_Written request_
Quote the whole listing verbatim.

_Material to process_
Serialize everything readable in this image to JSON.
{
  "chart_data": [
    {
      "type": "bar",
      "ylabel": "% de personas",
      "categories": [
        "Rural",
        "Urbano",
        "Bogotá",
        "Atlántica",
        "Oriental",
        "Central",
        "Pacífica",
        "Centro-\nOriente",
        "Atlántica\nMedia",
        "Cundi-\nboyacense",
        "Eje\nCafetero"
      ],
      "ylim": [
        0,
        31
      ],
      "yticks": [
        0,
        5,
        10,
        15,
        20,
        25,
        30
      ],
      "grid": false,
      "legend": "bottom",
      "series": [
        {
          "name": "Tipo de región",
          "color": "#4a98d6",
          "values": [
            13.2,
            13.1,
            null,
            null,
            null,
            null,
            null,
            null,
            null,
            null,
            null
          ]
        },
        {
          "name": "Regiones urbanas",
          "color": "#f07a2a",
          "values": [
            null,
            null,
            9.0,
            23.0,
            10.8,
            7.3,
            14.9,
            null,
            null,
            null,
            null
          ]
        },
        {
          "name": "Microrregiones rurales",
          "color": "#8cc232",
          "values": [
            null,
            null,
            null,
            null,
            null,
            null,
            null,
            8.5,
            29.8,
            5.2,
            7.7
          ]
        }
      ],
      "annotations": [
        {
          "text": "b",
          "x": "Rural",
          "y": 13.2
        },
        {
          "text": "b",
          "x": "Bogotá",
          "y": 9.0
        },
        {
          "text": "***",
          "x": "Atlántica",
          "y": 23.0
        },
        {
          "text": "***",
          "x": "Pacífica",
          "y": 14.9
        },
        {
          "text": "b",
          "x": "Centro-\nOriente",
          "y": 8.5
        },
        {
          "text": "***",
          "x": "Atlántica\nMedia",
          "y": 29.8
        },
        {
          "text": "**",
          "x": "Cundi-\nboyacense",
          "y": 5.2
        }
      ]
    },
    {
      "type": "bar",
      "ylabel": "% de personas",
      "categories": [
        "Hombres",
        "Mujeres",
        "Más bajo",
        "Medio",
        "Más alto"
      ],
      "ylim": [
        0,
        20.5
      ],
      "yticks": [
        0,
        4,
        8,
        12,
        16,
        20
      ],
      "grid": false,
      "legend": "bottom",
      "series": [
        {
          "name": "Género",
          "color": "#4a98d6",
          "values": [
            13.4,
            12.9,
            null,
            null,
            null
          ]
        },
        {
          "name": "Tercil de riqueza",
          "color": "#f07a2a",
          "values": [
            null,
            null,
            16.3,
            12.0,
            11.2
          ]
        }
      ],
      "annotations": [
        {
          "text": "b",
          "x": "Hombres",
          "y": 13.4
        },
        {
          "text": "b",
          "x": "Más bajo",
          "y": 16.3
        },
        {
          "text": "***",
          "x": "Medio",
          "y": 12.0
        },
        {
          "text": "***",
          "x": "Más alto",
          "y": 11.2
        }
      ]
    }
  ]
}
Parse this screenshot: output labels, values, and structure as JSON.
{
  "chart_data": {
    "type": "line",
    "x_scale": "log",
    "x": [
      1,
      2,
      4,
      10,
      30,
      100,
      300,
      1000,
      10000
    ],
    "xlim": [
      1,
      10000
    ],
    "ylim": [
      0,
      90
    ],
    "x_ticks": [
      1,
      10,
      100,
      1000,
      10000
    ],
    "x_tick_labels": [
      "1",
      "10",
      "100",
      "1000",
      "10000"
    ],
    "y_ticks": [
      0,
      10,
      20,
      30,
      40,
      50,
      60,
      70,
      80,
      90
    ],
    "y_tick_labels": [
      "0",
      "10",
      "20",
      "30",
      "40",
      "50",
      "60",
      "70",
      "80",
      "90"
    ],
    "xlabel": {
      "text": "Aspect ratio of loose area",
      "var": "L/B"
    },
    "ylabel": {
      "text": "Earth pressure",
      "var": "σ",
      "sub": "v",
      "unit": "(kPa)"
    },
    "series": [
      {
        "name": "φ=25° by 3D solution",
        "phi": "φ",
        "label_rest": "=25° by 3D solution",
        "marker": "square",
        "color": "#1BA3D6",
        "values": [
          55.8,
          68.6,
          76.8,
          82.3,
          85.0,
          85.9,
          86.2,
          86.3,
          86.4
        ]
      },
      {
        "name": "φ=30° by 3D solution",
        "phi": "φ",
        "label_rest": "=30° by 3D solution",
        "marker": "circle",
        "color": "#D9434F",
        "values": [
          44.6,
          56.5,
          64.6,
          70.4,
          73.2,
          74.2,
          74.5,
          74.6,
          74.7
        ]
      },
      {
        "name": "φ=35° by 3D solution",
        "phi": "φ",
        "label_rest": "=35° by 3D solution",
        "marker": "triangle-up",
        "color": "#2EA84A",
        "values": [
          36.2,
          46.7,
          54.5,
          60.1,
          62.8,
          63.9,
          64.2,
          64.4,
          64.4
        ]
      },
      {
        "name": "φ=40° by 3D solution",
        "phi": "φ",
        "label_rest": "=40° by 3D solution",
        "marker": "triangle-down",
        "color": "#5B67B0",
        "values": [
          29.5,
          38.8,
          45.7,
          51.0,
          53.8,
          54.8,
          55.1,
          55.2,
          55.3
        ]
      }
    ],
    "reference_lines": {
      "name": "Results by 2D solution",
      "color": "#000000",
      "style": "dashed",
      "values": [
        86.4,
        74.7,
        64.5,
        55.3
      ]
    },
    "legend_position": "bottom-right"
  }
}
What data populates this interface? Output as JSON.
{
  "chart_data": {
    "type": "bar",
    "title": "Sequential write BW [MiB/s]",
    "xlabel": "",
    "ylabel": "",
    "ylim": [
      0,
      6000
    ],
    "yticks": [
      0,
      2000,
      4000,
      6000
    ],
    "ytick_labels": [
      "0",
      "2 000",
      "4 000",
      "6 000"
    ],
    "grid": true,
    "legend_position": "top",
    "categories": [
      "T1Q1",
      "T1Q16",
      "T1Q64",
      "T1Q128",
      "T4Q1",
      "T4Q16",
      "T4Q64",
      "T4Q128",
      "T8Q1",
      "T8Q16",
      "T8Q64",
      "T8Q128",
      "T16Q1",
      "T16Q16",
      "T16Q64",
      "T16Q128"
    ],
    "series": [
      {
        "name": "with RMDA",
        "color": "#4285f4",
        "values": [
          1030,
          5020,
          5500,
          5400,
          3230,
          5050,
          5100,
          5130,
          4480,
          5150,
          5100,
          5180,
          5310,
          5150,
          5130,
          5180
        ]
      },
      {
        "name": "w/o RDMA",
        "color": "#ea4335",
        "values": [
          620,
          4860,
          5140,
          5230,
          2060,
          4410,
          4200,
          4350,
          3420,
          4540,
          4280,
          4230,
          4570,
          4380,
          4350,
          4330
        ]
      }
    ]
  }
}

_Written solution_
Serialize everything readable in this image to JSON.
{
  "chart_data": [
    {
      "type": "bar",
      "ylabel": "% de personas",
      "categories": [
        "Rural",
        "Urbano",
        "Bogotá",
        "Atlántica",
        "Oriental",
        "Central",
        "Pacífica",
        "Centro-\nOriente",
        "Atlántica\nMedia",
        "Cundi-\nboyacense",
        "Eje\nCafetero"
      ],
      "ylim": [
        0,
        31
      ],
      "yticks": [
        0,
        5,
        10,
        15,
        20,
        25,
        30
      ],
      "grid": false,
      "legend": "bottom",
      "series": [
        {
          "name": "Tipo de región",
          "color": "#4a98d6",
          "values": [
            13.2,
            13.1,
            null,
            null,
            null,
            null,
            null,
            null,
            null,
            null,
            null
          ]
        },
        {
          "name": "Regiones urbanas",
          "color": "#f07a2a",
          "values": [
            null,
            null,
            9.0,
            23.0,
            10.8,
            7.3,
            14.9,
            null,
            null,
            null,
            null
          ]
        },
        {
          "name": "Microrregiones rurales",
          "color": "#8cc232",
          "values": [
            null,
            null,
            null,
            null,
            null,
            null,
            null,
            8.5,
            29.8,
            5.2,
            7.7
          ]
        }
      ],
      "annotations": [
        {
          "text": "b",
          "x": "Rural",
          "y": 13.2
        },
        {
          "text": "b",
          "x": "Bogotá",
          "y": 9.0
        },
        {
          "text": "***",
          "x": "Atlántica",
          "y": 23.0
        },
        {
          "text": "***",
          "x": "Pacífica",
          "y": 14.9
        },
        {
          "text": "b",
          "x": "Centro-\nOriente",
          "y": 8.5
        },
        {
          "text": "***",
          "x": "Atlántica\nMedia",
          "y": 29.8
        },
        {
          "text": "**",
          "x": "Cundi-\nboyacense",
          "y": 5.2
        }
      ]
    },
    {
      "type": "bar",
      "ylabel": "% de personas",
      "categories": [
        "Hombres",
        "Mujeres",
        "Más bajo",
        "Medio",
        "Más alto"
      ],
      "ylim": [
        0,
        20.5
      ],
      "yticks": [
        0,
        4,
        8,
        12,
        16,
        20
      ],
      "grid": false,
      "legend": "bottom",
      "series": [
        {
          "name": "Género",
          "color": "#4a98d6",
          "values": [
            13.4,
            12.9,
            null,
            null,
            null
          ]
        },
        {
          "name": "Tercil de riqueza",
          "color": "#f07a2a",
          "values": [
            null,
            null,
            16.3,
            12.0,
            11.2
          ]
        }
      ],
      "annotations": [
        {
          "text": "b",
          "x": "Hombres",
          "y": 13.4
        },
        {
          "text": "b",
          "x": "Más bajo",
          "y": 16.3
        },
        {
          "text": "***",
          "x": "Medio",
          "y": 12.0
        },
        {
          "text": "***",
          "x": "Más alto",
          "y": 11.2
        }
      ]
    }
  ]
}
Parse this screenshot: output labels, values, and structure as JSON.
{
  "chart_data": {
    "type": "line",
    "x_scale": "log",
    "x": [
      1,
      2,
      4,
      10,
      30,
      100,
      300,
      1000,
      10000
    ],
    "xlim": [
      1,
      10000
    ],
    "ylim": [
      0,
      90
    ],
    "x_ticks": [
      1,
      10,
      100,
      1000,
      10000
    ],
    "x_tick_labels": [
      "1",
      "10",
      "100",
      "1000",
      "10000"
    ],
    "y_ticks": [
      0,
      10,
      20,
      30,
      40,
      50,
      60,
      70,
      80,
      90
    ],
    "y_tick_labels": [
      "0",
      "10",
      "20",
      "30",
      "40",
      "50",
      "60",
      "70",
      "80",
      "90"
    ],
    "xlabel": {
      "text": "Aspect ratio of loose area",
      "var": "L/B"
    },
    "ylabel": {
      "text": "Earth pressure",
      "var": "σ",
      "sub": "v",
      "unit": "(kPa)"
    },
    "series": [
      {
        "name": "φ=25° by 3D solution",
        "phi": "φ",
        "label_rest": "=25° by 3D solution",
        "marker": "square",
        "color": "#1BA3D6",
        "values": [
          55.8,
          68.6,
          76.8,
          82.3,
          85.0,
          85.9,
          86.2,
          86.3,
          86.4
        ]
      },
      {
        "name": "φ=30° by 3D solution",
        "phi": "φ",
        "label_rest": "=30° by 3D solution",
        "marker": "circle",
        "color": "#D9434F",
        "values": [
          44.6,
          56.5,
          64.6,
          70.4,
          73.2,
          74.2,
          74.5,
          74.6,
          74.7
        ]
      },
      {
        "name": "φ=35° by 3D solution",
        "phi": "φ",
        "label_rest": "=35° by 3D solution",
        "marker": "triangle-up",
        "color": "#2EA84A",
        "values": [
          36.2,
          46.7,
          54.5,
          60.1,
          62.8,
          63.9,
          64.2,
          64.4,
          64.4
        ]
      },
      {
        "name": "φ=40° by 3D solution",
        "phi": "φ",
        "label_rest": "=40° by 3D solution",
        "marker": "triangle-down",
        "color": "#5B67B0",
        "values": [
          29.5,
          38.8,
          45.7,
          51.0,
          53.8,
          54.8,
          55.1,
          55.2,
          55.3
        ]
      }
    ],
    "reference_lines": {
      "name": "Results by 2D solution",
      "color": "#000000",
      "style": "dashed",
      "values": [
        86.4,
        74.7,
        64.5,
        55.3
      ]
    },
    "legend_position": "bottom-right"
  }
}
What data populates this interface? Output as JSON.
{
  "chart_data": {
    "type": "bar",
    "title": "Sequential write BW [MiB/s]",
    "xlabel": "",
    "ylabel": "",
    "ylim": [
      0,
      6000
    ],
    "yticks": [
      0,
      2000,
      4000,
      6000
    ],
    "ytick_labels": [
      "0",
      "2 000",
      "4 000",
      "6 000"
    ],
    "grid": true,
    "legend_position": "top",
    "categories": [
      "T1Q1",
      "T1Q16",
      "T1Q64",
      "T1Q128",
      "T4Q1",
      "T4Q16",
      "T4Q64",
      "T4Q128",
      "T8Q1",
      "T8Q16",
      "T8Q64",
      "T8Q128",
      "T16Q1",
      "T16Q16",
      "T16Q64",
      "T16Q128"
    ],
    "series": [
      {
        "name": "with RMDA",
        "color": "#4285f4",
        "values": [
          1030,
          5020,
          5500,
          5400,
          3230,
          5050,
          5100,
          5130,
          4480,
          5150,
          5100,
          5180,
          5310,
          5150,
          5130,
          5180
        ]
      },
      {
        "name": "w/o RDMA",
        "color": "#ea4335",
        "values": [
          620,
          4860,
          5140,
          5230,
          2060,
          4410,
          4200,
          4350,
          3420,
          4540,
          4280,
          4230,
          4570,
          4380,
          4350,
          4330
        ]
      }
    ]
  }
}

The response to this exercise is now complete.